→ LISTED ENTRIES

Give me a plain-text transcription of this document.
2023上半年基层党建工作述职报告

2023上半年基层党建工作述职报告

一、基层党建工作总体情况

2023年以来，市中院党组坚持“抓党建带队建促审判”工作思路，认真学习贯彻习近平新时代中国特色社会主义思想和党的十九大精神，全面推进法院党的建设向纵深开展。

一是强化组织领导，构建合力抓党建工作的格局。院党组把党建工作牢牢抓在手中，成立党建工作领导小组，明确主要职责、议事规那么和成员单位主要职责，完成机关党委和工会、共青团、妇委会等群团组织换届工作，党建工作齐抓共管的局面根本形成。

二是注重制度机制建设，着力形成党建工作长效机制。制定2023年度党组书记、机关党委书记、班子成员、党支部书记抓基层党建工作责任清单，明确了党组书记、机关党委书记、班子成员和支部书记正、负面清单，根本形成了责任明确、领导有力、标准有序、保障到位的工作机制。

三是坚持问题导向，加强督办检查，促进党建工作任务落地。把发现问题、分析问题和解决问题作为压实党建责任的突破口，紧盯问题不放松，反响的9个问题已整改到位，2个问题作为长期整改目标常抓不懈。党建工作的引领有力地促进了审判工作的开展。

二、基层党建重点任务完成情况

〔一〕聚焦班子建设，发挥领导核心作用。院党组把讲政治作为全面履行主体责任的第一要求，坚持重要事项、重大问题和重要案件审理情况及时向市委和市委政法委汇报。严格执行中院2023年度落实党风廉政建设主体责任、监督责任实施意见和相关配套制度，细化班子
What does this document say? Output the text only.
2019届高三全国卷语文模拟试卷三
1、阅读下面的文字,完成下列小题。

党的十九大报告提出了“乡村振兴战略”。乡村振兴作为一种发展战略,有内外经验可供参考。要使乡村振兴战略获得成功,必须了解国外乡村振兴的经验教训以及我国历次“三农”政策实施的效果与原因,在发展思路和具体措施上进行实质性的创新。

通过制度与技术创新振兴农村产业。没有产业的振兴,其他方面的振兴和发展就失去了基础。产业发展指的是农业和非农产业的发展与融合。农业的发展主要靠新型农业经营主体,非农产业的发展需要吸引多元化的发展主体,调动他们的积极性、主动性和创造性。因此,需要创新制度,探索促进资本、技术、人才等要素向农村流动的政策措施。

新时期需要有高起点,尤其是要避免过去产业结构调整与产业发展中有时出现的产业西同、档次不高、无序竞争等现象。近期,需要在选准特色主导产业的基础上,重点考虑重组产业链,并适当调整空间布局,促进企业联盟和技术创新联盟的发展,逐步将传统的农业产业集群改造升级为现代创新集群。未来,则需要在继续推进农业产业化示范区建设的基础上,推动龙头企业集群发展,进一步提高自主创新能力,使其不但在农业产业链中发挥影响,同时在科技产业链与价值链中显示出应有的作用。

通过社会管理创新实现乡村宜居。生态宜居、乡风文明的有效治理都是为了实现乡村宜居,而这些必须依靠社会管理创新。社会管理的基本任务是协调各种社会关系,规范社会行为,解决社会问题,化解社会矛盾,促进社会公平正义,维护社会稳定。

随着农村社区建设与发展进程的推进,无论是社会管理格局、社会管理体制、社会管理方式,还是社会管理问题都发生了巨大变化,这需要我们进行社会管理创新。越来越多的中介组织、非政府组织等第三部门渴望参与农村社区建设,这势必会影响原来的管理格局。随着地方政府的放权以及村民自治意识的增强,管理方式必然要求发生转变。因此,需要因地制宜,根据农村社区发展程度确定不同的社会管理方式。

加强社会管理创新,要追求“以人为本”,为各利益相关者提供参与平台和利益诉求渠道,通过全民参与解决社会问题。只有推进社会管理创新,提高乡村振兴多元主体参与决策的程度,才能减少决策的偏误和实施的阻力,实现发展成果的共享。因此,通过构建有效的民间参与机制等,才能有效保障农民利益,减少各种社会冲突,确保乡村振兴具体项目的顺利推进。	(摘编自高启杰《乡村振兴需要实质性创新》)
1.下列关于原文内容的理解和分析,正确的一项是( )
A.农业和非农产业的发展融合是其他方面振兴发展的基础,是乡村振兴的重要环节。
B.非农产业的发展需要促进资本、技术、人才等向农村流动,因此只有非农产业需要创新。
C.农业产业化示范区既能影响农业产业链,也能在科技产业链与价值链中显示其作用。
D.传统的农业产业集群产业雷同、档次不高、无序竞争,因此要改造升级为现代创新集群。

→ TASK DIRECTIONS
Return every entry verbatim.

→ EXPECTED ANSWER
Give me a plain-text transcription of this document.
2023上半年基层党建工作述职报告

2023上半年基层党建工作述职报告

一、基层党建工作总体情况

2023年以来，市中院党组坚持“抓党建带队建促审判”工作思路，认真学习贯彻习近平新时代中国特色社会主义思想和党的十九大精神，全面推进法院党的建设向纵深开展。

一是强化组织领导，构建合力抓党建工作的格局。院党组把党建工作牢牢抓在手中，成立党建工作领导小组，明确主要职责、议事规那么和成员单位主要职责，完成机关党委和工会、共青团、妇委会等群团组织换届工作，党建工作齐抓共管的局面根本形成。

二是注重制度机制建设，着力形成党建工作长效机制。制定2023年度党组书记、机关党委书记、班子成员、党支部书记抓基层党建工作责任清单，明确了党组书记、机关党委书记、班子成员和支部书记正、负面清单，根本形成了责任明确、领导有力、标准有序、保障到位的工作机制。

三是坚持问题导向，加强督办检查，促进党建工作任务落地。把发现问题、分析问题和解决问题作为压实党建责任的突破口，紧盯问题不放松，反响的9个问题已整改到位，2个问题作为长期整改目标常抓不懈。党建工作的引领有力地促进了审判工作的开展。

二、基层党建重点任务完成情况

〔一〕聚焦班子建设，发挥领导核心作用。院党组把讲政治作为全面履行主体责任的第一要求，坚持重要事项、重大问题和重要案件审理情况及时向市委和市委政法委汇报。严格执行中院2023年度落实党风廉政建设主体责任、监督责任实施意见和相关配套制度，细化班子
What does this document say? Output the text only.
2019届高三全国卷语文模拟试卷三
1、阅读下面的文字,完成下列小题。

党的十九大报告提出了“乡村振兴战略”。乡村振兴作为一种发展战略,有内外经验可供参考。要使乡村振兴战略获得成功,必须了解国外乡村振兴的经验教训以及我国历次“三农”政策实施的效果与原因,在发展思路和具体措施上进行实质性的创新。

通过制度与技术创新振兴农村产业。没有产业的振兴,其他方面的振兴和发展就失去了基础。产业发展指的是农业和非农产业的发展与融合。农业的发展主要靠新型农业经营主体,非农产业的发展需要吸引多元化的发展主体,调动他们的积极性、主动性和创造性。因此,需要创新制度,探索促进资本、技术、人才等要素向农村流动的政策措施。

新时期需要有高起点,尤其是要避免过去产业结构调整与产业发展中有时出现的产业西同、档次不高、无序竞争等现象。近期,需要在选准特色主导产业的基础上,重点考虑重组产业链,并适当调整空间布局,促进企业联盟和技术创新联盟的发展,逐步将传统的农业产业集群改造升级为现代创新集群。未来,则需要在继续推进农业产业化示范区建设的基础上,推动龙头企业集群发展,进一步提高自主创新能力,使其不但在农业产业链中发挥影响,同时在科技产业链与价值链中显示出应有的作用。

通过社会管理创新实现乡村宜居。生态宜居、乡风文明的有效治理都是为了实现乡村宜居,而这些必须依靠社会管理创新。社会管理的基本任务是协调各种社会关系,规范社会行为,解决社会问题,化解社会矛盾,促进社会公平正义,维护社会稳定。

随着农村社区建设与发展进程的推进,无论是社会管理格局、社会管理体制、社会管理方式,还是社会管理问题都发生了巨大变化,这需要我们进行社会管理创新。越来越多的中介组织、非政府组织等第三部门渴望参与农村社区建设,这势必会影响原来的管理格局。随着地方政府的放权以及村民自治意识的增强,管理方式必然要求发生转变。因此,需要因地制宜,根据农村社区发展程度确定不同的社会管理方式。

加强社会管理创新,要追求“以人为本”,为各利益相关者提供参与平台和利益诉求渠道,通过全民参与解决社会问题。只有推进社会管理创新,提高乡村振兴多元主体参与决策的程度,才能减少决策的偏误和实施的阻力,实现发展成果的共享。因此,通过构建有效的民间参与机制等,才能有效保障农民利益,减少各种社会冲突,确保乡村振兴具体项目的顺利推进。	(摘编自高启杰《乡村振兴需要实质性创新》)
1.下列关于原文内容的理解和分析,正确的一项是( )
A.农业和非农产业的发展融合是其他方面振兴发展的基础,是乡村振兴的重要环节。
B.非农产业的发展需要促进资本、技术、人才等向农村流动,因此只有非农产业需要创新。
C.农业产业化示范区既能影响农业产业链,也能在科技产业链与价值链中显示其作用。
D.传统的农业产业集群产业雷同、档次不高、无序竞争,因此要改造升级为现代创新集群。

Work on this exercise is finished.